>> Start Stored rows
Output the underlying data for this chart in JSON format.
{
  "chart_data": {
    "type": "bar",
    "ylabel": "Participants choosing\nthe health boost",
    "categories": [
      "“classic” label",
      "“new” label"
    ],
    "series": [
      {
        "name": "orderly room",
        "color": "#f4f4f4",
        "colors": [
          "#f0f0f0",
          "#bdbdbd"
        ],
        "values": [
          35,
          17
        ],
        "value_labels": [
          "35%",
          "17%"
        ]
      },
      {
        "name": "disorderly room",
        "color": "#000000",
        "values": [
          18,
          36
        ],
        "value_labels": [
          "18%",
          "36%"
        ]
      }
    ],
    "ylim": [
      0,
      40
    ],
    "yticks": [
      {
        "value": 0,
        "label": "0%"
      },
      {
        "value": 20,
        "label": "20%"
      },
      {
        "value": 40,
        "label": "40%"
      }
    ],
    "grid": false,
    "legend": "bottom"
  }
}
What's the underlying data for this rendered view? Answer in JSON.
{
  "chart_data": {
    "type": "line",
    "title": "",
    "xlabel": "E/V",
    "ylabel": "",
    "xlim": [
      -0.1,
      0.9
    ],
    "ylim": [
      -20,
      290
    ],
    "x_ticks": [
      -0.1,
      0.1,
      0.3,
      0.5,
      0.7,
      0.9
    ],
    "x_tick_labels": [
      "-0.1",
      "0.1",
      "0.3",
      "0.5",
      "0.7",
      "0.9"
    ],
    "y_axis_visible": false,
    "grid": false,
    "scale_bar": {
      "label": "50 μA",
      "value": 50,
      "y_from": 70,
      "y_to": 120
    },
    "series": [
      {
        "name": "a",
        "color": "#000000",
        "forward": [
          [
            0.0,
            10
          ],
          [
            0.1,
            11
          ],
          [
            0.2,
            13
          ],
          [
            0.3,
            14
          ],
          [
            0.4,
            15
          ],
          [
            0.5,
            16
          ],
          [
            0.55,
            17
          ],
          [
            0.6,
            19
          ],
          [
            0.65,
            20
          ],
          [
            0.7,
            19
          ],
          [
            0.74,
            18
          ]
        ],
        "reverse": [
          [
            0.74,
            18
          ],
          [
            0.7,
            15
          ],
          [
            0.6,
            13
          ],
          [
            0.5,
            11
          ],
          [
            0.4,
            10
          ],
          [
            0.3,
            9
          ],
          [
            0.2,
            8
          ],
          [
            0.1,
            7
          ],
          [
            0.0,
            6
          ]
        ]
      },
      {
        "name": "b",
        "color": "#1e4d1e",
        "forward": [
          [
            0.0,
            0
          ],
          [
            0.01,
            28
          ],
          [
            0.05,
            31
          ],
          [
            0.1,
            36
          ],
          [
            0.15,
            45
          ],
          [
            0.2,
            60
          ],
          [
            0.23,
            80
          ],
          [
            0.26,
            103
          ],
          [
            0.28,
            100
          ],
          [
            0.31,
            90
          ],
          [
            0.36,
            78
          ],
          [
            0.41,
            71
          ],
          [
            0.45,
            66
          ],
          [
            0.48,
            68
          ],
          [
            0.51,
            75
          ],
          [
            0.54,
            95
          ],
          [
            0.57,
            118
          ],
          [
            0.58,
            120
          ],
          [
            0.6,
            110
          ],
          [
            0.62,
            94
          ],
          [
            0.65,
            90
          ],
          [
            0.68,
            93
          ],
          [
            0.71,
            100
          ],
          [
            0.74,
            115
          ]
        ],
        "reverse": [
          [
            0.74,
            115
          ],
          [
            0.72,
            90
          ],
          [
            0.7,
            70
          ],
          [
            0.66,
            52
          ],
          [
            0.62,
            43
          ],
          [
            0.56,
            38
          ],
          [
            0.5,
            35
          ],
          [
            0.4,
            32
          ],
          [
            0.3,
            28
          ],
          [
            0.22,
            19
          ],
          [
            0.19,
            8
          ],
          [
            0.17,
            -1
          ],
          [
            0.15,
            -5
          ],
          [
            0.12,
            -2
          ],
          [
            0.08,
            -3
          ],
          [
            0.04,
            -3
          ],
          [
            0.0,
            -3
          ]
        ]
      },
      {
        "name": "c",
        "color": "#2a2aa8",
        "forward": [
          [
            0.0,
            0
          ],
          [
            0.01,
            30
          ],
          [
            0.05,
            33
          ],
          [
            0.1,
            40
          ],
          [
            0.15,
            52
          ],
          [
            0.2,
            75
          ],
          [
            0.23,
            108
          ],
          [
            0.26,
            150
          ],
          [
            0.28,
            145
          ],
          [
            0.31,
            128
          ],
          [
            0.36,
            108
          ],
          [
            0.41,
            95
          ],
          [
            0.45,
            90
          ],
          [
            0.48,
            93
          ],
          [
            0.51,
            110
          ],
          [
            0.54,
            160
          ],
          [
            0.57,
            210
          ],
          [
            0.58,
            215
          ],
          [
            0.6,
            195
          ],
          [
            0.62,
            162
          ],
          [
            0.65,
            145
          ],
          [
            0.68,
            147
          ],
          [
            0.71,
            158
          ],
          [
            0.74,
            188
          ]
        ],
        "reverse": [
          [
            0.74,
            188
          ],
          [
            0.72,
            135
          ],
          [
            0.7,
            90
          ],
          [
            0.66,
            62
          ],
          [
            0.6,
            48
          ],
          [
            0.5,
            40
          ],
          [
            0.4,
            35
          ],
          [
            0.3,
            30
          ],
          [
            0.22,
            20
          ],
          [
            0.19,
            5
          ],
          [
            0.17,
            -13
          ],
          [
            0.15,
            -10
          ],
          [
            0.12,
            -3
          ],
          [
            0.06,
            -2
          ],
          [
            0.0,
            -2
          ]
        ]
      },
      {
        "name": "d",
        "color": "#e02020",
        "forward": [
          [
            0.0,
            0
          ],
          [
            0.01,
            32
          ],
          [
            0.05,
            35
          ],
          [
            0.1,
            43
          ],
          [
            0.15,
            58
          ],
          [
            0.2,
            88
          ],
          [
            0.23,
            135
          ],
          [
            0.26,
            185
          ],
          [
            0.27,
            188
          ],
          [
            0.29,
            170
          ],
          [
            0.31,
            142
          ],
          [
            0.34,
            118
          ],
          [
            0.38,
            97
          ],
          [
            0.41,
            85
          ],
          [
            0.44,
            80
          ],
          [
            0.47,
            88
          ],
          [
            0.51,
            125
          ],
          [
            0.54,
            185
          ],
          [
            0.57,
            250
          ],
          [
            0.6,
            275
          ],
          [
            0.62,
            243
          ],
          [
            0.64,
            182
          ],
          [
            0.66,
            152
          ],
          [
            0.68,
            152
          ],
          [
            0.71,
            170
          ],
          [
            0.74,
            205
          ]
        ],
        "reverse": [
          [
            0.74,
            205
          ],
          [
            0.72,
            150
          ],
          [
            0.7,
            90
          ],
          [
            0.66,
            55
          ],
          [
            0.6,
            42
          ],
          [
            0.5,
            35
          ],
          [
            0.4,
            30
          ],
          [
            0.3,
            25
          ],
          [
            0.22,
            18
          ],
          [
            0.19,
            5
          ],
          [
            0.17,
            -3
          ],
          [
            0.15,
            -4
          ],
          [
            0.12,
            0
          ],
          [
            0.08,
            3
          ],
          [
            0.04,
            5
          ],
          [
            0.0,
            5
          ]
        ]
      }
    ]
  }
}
>> End Stored rows
» **Short problem**:
Restate the listing in full, word for word.

» **Exercise answer**:
Output the underlying data for this chart in JSON format.
{
  "chart_data": {
    "type": "bar",
    "ylabel": "Participants choosing\nthe health boost",
    "categories": [
      "“classic” label",
      "“new” label"
    ],
    "series": [
      {
        "name": "orderly room",
        "color": "#f4f4f4",
        "colors": [
          "#f0f0f0",
          "#bdbdbd"
        ],
        "values": [
          35,
          17
        ],
        "value_labels": [
          "35%",
          "17%"
        ]
      },
      {
        "name": "disorderly room",
        "color": "#000000",
        "values": [
          18,
          36
        ],
        "value_labels": [
          "18%",
          "36%"
        ]
      }
    ],
    "ylim": [
      0,
      40
    ],
    "yticks": [
      {
        "value": 0,
        "label": "0%"
      },
      {
        "value": 20,
        "label": "20%"
      },
      {
        "value": 40,
        "label": "40%"
      }
    ],
    "grid": false,
    "legend": "bottom"
  }
}
What's the underlying data for this rendered view? Answer in JSON.
{
  "chart_data": {
    "type": "line",
    "title": "",
    "xlabel": "E/V",
    "ylabel": "",
    "xlim": [
      -0.1,
      0.9
    ],
    "ylim": [
      -20,
      290
    ],
    "x_ticks": [
      -0.1,
      0.1,
      0.3,
      0.5,
      0.7,
      0.9
    ],
    "x_tick_labels": [
      "-0.1",
      "0.1",
      "0.3",
      "0.5",
      "0.7",
      "0.9"
    ],
    "y_axis_visible": false,
    "grid": false,
    "scale_bar": {
      "label": "50 μA",
      "value": 50,
      "y_from": 70,
      "y_to": 120
    },
    "series": [
      {
        "name": "a",
        "color": "#000000",
        "forward": [
          [
            0.0,
            10
          ],
          [
            0.1,
            11
          ],
          [
            0.2,
            13
          ],
          [
            0.3,
            14
          ],
          [
            0.4,
            15
          ],
          [
            0.5,
            16
          ],
          [
            0.55,
            17
          ],
          [
            0.6,
            19
          ],
          [
            0.65,
            20
          ],
          [
            0.7,
            19
          ],
          [
            0.74,
            18
          ]
        ],
        "reverse": [
          [
            0.74,
            18
          ],
          [
            0.7,
            15
          ],
          [
            0.6,
            13
          ],
          [
            0.5,
            11
          ],
          [
            0.4,
            10
          ],
          [
            0.3,
            9
          ],
          [
            0.2,
            8
          ],
          [
            0.1,
            7
          ],
          [
            0.0,
            6
          ]
        ]
      },
      {
        "name": "b",
        "color": "#1e4d1e",
        "forward": [
          [
            0.0,
            0
          ],
          [
            0.01,
            28
          ],
          [
            0.05,
            31
          ],
          [
            0.1,
            36
          ],
          [
            0.15,
            45
          ],
          [
            0.2,
            60
          ],
          [
            0.23,
            80
          ],
          [
            0.26,
            103
          ],
          [
            0.28,
            100
          ],
          [
            0.31,
            90
          ],
          [
            0.36,
            78
          ],
          [
            0.41,
            71
          ],
          [
            0.45,
            66
          ],
          [
            0.48,
            68
          ],
          [
            0.51,
            75
          ],
          [
            0.54,
            95
          ],
          [
            0.57,
            118
          ],
          [
            0.58,
            120
          ],
          [
            0.6,
            110
          ],
          [
            0.62,
            94
          ],
          [
            0.65,
            90
          ],
          [
            0.68,
            93
          ],
          [
            0.71,
            100
          ],
          [
            0.74,
            115
          ]
        ],
        "reverse": [
          [
            0.74,
            115
          ],
          [
            0.72,
            90
          ],
          [
            0.7,
            70
          ],
          [
            0.66,
            52
          ],
          [
            0.62,
            43
          ],
          [
            0.56,
            38
          ],
          [
            0.5,
            35
          ],
          [
            0.4,
            32
          ],
          [
            0.3,
            28
          ],
          [
            0.22,
            19
          ],
          [
            0.19,
            8
          ],
          [
            0.17,
            -1
          ],
          [
            0.15,
            -5
          ],
          [
            0.12,
            -2
          ],
          [
            0.08,
            -3
          ],
          [
            0.04,
            -3
          ],
          [
            0.0,
            -3
          ]
        ]
      },
      {
        "name": "c",
        "color": "#2a2aa8",
        "forward": [
          [
            0.0,
            0
          ],
          [
            0.01,
            30
          ],
          [
            0.05,
            33
          ],
          [
            0.1,
            40
          ],
          [
            0.15,
            52
          ],
          [
            0.2,
            75
          ],
          [
            0.23,
            108
          ],
          [
            0.26,
            150
          ],
          [
            0.28,
            145
          ],
          [
            0.31,
            128
          ],
          [
            0.36,
            108
          ],
          [
            0.41,
            95
          ],
          [
            0.45,
            90
          ],
          [
            0.48,
            93
          ],
          [
            0.51,
            110
          ],
          [
            0.54,
            160
          ],
          [
            0.57,
            210
          ],
          [
            0.58,
            215
          ],
          [
            0.6,
            195
          ],
          [
            0.62,
            162
          ],
          [
            0.65,
            145
          ],
          [
            0.68,
            147
          ],
          [
            0.71,
            158
          ],
          [
            0.74,
            188
          ]
        ],
        "reverse": [
          [
            0.74,
            188
          ],
          [
            0.72,
            135
          ],
          [
            0.7,
            90
          ],
          [
            0.66,
            62
          ],
          [
            0.6,
            48
          ],
          [
            0.5,
            40
          ],
          [
            0.4,
            35
          ],
          [
            0.3,
            30
          ],
          [
            0.22,
            20
          ],
          [
            0.19,
            5
          ],
          [
            0.17,
            -13
          ],
          [
            0.15,
            -10
          ],
          [
            0.12,
            -3
          ],
          [
            0.06,
            -2
          ],
          [
            0.0,
            -2
          ]
        ]
      },
      {
        "name": "d",
        "color": "#e02020",
        "forward": [
          [
            0.0,
            0
          ],
          [
            0.01,
            32
          ],
          [
            0.05,
            35
          ],
          [
            0.1,
            43
          ],
          [
            0.15,
            58
          ],
          [
            0.2,
            88
          ],
          [
            0.23,
            135
          ],
          [
            0.26,
            185
          ],
          [
            0.27,
            188
          ],
          [
            0.29,
            170
          ],
          [
            0.31,
            142
          ],
          [
            0.34,
            118
          ],
          [
            0.38,
            97
          ],
          [
            0.41,
            85
          ],
          [
            0.44,
            80
          ],
          [
            0.47,
            88
          ],
          [
            0.51,
            125
          ],
          [
            0.54,
            185
          ],
          [
            0.57,
            250
          ],
          [
            0.6,
            275
          ],
          [
            0.62,
            243
          ],
          [
            0.64,
            182
          ],
          [
            0.66,
            152
          ],
          [
            0.68,
            152
          ],
          [
            0.71,
            170
          ],
          [
            0.74,
            205
          ]
        ],
        "reverse": [
          [
            0.74,
            205
          ],
          [
            0.72,
            150
          ],
          [
            0.7,
            90
          ],
          [
            0.66,
            55
          ],
          [
            0.6,
            42
          ],
          [
            0.5,
            35
          ],
          [
            0.4,
            30
          ],
          [
            0.3,
            25
          ],
          [
            0.22,
            18
          ],
          [
            0.19,
            5
          ],
          [
            0.17,
            -3
          ],
          [
            0.15,
            -4
          ],
          [
            0.12,
            0
          ],
          [
            0.08,
            3
          ],
          [
            0.04,
            5
          ],
          [
            0.0,
            5
          ]
        ]
      }
    ]
  }
}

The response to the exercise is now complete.